Records shown ->
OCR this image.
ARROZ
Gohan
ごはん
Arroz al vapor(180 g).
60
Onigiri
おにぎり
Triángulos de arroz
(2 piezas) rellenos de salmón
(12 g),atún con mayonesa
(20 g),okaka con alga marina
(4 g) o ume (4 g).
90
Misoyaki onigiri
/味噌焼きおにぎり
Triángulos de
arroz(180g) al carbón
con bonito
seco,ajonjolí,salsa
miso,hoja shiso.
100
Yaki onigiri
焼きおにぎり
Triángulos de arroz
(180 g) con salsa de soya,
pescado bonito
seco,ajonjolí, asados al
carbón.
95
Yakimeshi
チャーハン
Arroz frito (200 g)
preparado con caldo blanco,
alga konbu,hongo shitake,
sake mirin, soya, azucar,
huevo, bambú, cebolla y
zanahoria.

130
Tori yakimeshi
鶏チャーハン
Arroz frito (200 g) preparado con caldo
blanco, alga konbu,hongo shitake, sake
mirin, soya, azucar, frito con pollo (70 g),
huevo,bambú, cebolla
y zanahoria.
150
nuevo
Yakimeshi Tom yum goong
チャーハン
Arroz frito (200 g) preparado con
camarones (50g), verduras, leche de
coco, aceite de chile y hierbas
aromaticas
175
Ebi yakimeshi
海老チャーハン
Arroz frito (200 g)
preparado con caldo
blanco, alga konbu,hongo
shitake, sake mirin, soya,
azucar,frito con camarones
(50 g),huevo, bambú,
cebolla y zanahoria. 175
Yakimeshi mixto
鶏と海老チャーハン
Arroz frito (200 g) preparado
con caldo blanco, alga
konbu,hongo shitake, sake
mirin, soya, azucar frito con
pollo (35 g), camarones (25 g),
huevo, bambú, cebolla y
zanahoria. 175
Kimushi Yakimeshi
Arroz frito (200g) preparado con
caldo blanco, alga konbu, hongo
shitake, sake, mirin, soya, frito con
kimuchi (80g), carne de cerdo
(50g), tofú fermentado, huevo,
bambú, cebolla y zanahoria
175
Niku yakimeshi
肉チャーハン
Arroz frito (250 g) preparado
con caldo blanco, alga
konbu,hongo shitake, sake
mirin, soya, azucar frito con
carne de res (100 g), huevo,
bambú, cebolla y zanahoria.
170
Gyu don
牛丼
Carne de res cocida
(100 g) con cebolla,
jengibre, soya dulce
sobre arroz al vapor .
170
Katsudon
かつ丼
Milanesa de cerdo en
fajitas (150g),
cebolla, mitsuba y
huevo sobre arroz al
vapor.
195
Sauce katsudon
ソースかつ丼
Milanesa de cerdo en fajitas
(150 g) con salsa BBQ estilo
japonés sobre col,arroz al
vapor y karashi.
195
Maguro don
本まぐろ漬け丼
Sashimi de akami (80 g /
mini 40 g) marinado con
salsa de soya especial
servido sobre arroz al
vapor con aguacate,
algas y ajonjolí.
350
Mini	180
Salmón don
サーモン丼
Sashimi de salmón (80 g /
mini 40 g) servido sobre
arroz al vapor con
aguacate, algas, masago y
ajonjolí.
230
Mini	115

Written exercise ->
Copy out every line from the material above in which the word "huevo" appears.

Answer to this task ->
huevo, bambú, cebolla y
huevo,bambú, cebolla
(50 g),huevo, bambú,
huevo, bambú, cebolla y
(50g), tofú fermentado, huevo,
carne de res (100 g), huevo,
huevo sobre arroz al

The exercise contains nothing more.